SHORT EXERCISE
Your task is to extract every entry that follows word for word while excluding the pictures.

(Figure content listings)

>>

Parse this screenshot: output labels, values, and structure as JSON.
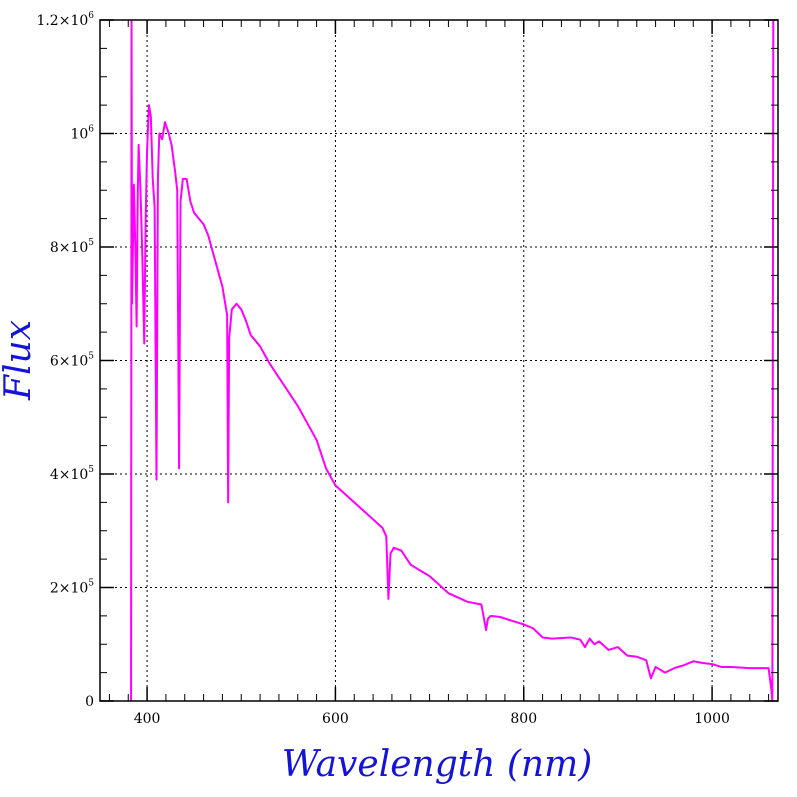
{
  "chart_data": {
    "type": "line",
    "title": "",
    "xlabel": "Wavelength (nm)",
    "ylabel": "Flux",
    "xlim": [
      350,
      1070
    ],
    "ylim": [
      0,
      1200000
    ],
    "grid": true,
    "x_ticks": [
      {
        "value": 400,
        "label": "400"
      },
      {
        "value": 600,
        "label": "600"
      },
      {
        "value": 800,
        "label": "800"
      },
      {
        "value": 1000,
        "label": "1000"
      }
    ],
    "y_ticks": [
      {
        "value": 0,
        "label": "0",
        "exp": ""
      },
      {
        "value": 200000,
        "label": "2×10",
        "exp": "5"
      },
      {
        "value": 400000,
        "label": "4×10",
        "exp": "5"
      },
      {
        "value": 600000,
        "label": "6×10",
        "exp": "5"
      },
      {
        "value": 800000,
        "label": "8×10",
        "exp": "5"
      },
      {
        "value": 1000000,
        "label": "10",
        "exp": "6"
      },
      {
        "value": 1200000,
        "label": "1.2×10",
        "exp": "6"
      }
    ],
    "series": [
      {
        "color": "#ff00ff",
        "points": [
          [
            383,
            0
          ],
          [
            383.5,
            1200000
          ],
          [
            384,
            700000
          ],
          [
            386,
            910000
          ],
          [
            387.5,
            800000
          ],
          [
            388.9,
            660000
          ],
          [
            390,
            880000
          ],
          [
            391,
            980000
          ],
          [
            393,
            900000
          ],
          [
            395,
            780000
          ],
          [
            397,
            630000
          ],
          [
            398.5,
            850000
          ],
          [
            400,
            970000
          ],
          [
            402,
            1050000
          ],
          [
            404,
            1030000
          ],
          [
            406,
            920000
          ],
          [
            408,
            870000
          ],
          [
            410,
            390000
          ],
          [
            411.5,
            920000
          ],
          [
            413,
            1000000
          ],
          [
            416,
            990000
          ],
          [
            419,
            1020000
          ],
          [
            423,
            1000000
          ],
          [
            426,
            980000
          ],
          [
            430,
            930000
          ],
          [
            432,
            900000
          ],
          [
            434,
            410000
          ],
          [
            435.5,
            880000
          ],
          [
            438,
            920000
          ],
          [
            442,
            920000
          ],
          [
            446,
            880000
          ],
          [
            450,
            860000
          ],
          [
            455,
            850000
          ],
          [
            460,
            840000
          ],
          [
            465,
            820000
          ],
          [
            470,
            790000
          ],
          [
            475,
            760000
          ],
          [
            480,
            730000
          ],
          [
            483,
            700000
          ],
          [
            485,
            680000
          ],
          [
            486.1,
            350000
          ],
          [
            487.2,
            640000
          ],
          [
            490,
            690000
          ],
          [
            495,
            700000
          ],
          [
            500,
            690000
          ],
          [
            505,
            670000
          ],
          [
            510,
            645000
          ],
          [
            520,
            625000
          ],
          [
            530,
            595000
          ],
          [
            540,
            570000
          ],
          [
            550,
            545000
          ],
          [
            560,
            520000
          ],
          [
            570,
            490000
          ],
          [
            580,
            460000
          ],
          [
            590,
            410000
          ],
          [
            600,
            380000
          ],
          [
            620,
            350000
          ],
          [
            640,
            320000
          ],
          [
            650,
            305000
          ],
          [
            654,
            290000
          ],
          [
            656.3,
            180000
          ],
          [
            658.5,
            260000
          ],
          [
            662,
            270000
          ],
          [
            670,
            265000
          ],
          [
            680,
            240000
          ],
          [
            690,
            230000
          ],
          [
            700,
            220000
          ],
          [
            720,
            190000
          ],
          [
            740,
            175000
          ],
          [
            755,
            170000
          ],
          [
            760,
            125000
          ],
          [
            762,
            145000
          ],
          [
            765,
            150000
          ],
          [
            775,
            148000
          ],
          [
            790,
            140000
          ],
          [
            800,
            135000
          ],
          [
            810,
            128000
          ],
          [
            820,
            112000
          ],
          [
            830,
            110000
          ],
          [
            850,
            112000
          ],
          [
            860,
            108000
          ],
          [
            865,
            95000
          ],
          [
            870,
            110000
          ],
          [
            875,
            100000
          ],
          [
            880,
            105000
          ],
          [
            890,
            90000
          ],
          [
            900,
            95000
          ],
          [
            910,
            80000
          ],
          [
            920,
            78000
          ],
          [
            930,
            72000
          ],
          [
            935,
            40000
          ],
          [
            940,
            60000
          ],
          [
            950,
            50000
          ],
          [
            960,
            58000
          ],
          [
            970,
            63000
          ],
          [
            980,
            70000
          ],
          [
            990,
            67000
          ],
          [
            1000,
            65000
          ],
          [
            1010,
            60000
          ],
          [
            1020,
            60000
          ],
          [
            1040,
            58000
          ],
          [
            1060,
            58000
          ],
          [
            1063,
            20000
          ],
          [
            1064,
            0
          ],
          [
            1065,
            1200000
          ]
        ]
      }
    ]
  }
}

<<

REPLY
Parse this screenshot: output labels, values, and structure as JSON.
{
  "chart_data": {
    "type": "line",
    "title": "",
    "xlabel": "Wavelength (nm)",
    "ylabel": "Flux",
    "xlim": [
      350,
      1070
    ],
    "ylim": [
      0,
      1200000
    ],
    "grid": true,
    "x_ticks": [
      {
        "value": 400,
        "label": "400"
      },
      {
        "value": 600,
        "label": "600"
      },
      {
        "value": 800,
        "label": "800"
      },
      {
        "value": 1000,
        "label": "1000"
      }
    ],
    "y_ticks": [
      {
        "value": 0,
        "label": "0",
        "exp": ""
      },
      {
        "value": 200000,
        "label": "2×10",
        "exp": "5"
      },
      {
        "value": 400000,
        "label": "4×10",
        "exp": "5"
      },
      {
        "value": 600000,
        "label": "6×10",
        "exp": "5"
      },
      {
        "value": 800000,
        "label": "8×10",
        "exp": "5"
      },
      {
        "value": 1000000,
        "label": "10",
        "exp": "6"
      },
      {
        "value": 1200000,
        "label": "1.2×10",
        "exp": "6"
      }
    ],
    "series": [
      {
        "color": "#ff00ff",
        "points": [
          [
            383,
            0
          ],
          [
            383.5,
            1200000
          ],
          [
            384,
            700000
          ],
          [
            386,
            910000
          ],
          [
            387.5,
            800000
          ],
          [
            388.9,
            660000
          ],
          [
            390,
            880000
          ],
          [
            391,
            980000
          ],
          [
            393,
            900000
          ],
          [
            395,
            780000
          ],
          [
            397,
            630000
          ],
          [
            398.5,
            850000
          ],
          [
            400,
            970000
          ],
          [
            402,
            1050000
          ],
          [
            404,
            1030000
          ],
          [
            406,
            920000
          ],
          [
            408,
            870000
          ],
          [
            410,
            390000
          ],
          [
            411.5,
            920000
          ],
          [
            413,
            1000000
          ],
          [
            416,
            990000
          ],
          [
            419,
            1020000
          ],
          [
            423,
            1000000
          ],
          [
            426,
            980000
          ],
          [
            430,
            930000
          ],
          [
            432,
            900000
          ],
          [
            434,
            410000
          ],
          [
            435.5,
            880000
          ],
          [
            438,
            920000
          ],
          [
            442,
            920000
          ],
          [
            446,
            880000
          ],
          [
            450,
            860000
          ],
          [
            455,
            850000
          ],
          [
            460,
            840000
          ],
          [
            465,
            820000
          ],
          [
            470,
            790000
          ],
          [
            475,
            760000
          ],
          [
            480,
            730000
          ],
          [
            483,
            700000
          ],
          [
            485,
            680000
          ],
          [
            486.1,
            350000
          ],
          [
            487.2,
            640000
          ],
          [
            490,
            690000
          ],
          [
            495,
            700000
          ],
          [
            500,
            690000
          ],
          [
            505,
            670000
          ],
          [
            510,
            645000
          ],
          [
            520,
            625000
          ],
          [
            530,
            595000
          ],
          [
            540,
            570000
          ],
          [
            550,
            545000
          ],
          [
            560,
            520000
          ],
          [
            570,
            490000
          ],
          [
            580,
            460000
          ],
          [
            590,
            410000
          ],
          [
            600,
            380000
          ],
          [
            620,
            350000
          ],
          [
            640,
            320000
          ],
          [
            650,
            305000
          ],
          [
            654,
            290000
          ],
          [
            656.3,
            180000
          ],
          [
            658.5,
            260000
          ],
          [
            662,
            270000
          ],
          [
            670,
            265000
          ],
          [
            680,
            240000
          ],
          [
            690,
            230000
          ],
          [
            700,
            220000
          ],
          [
            720,
            190000
          ],
          [
            740,
            175000
          ],
          [
            755,
            170000
          ],
          [
            760,
            125000
          ],
          [
            762,
            145000
          ],
          [
            765,
            150000
          ],
          [
            775,
            148000
          ],
          [
            790,
            140000
          ],
          [
            800,
            135000
          ],
          [
            810,
            128000
          ],
          [
            820,
            112000
          ],
          [
            830,
            110000
          ],
          [
            850,
            112000
          ],
          [
            860,
            108000
          ],
          [
            865,
            95000
          ],
          [
            870,
            110000
          ],
          [
            875,
            100000
          ],
          [
            880,
            105000
          ],
          [
            890,
            90000
          ],
          [
            900,
            95000
          ],
          [
            910,
            80000
          ],
          [
            920,
            78000
          ],
          [
            930,
            72000
          ],
          [
            935,
            40000
          ],
          [
            940,
            60000
          ],
          [
            950,
            50000
          ],
          [
            960,
            58000
          ],
          [
            970,
            63000
          ],
          [
            980,
            70000
          ],
          [
            990,
            67000
          ],
          [
            1000,
            65000
          ],
          [
            1010,
            60000
          ],
          [
            1020,
            60000
          ],
          [
            1040,
            58000
          ],
          [
            1060,
            58000
          ],
          [
            1063,
            20000
          ],
          [
            1064,
            0
          ],
          [
            1065,
            1200000
          ]
        ]
      }
    ]
  }
}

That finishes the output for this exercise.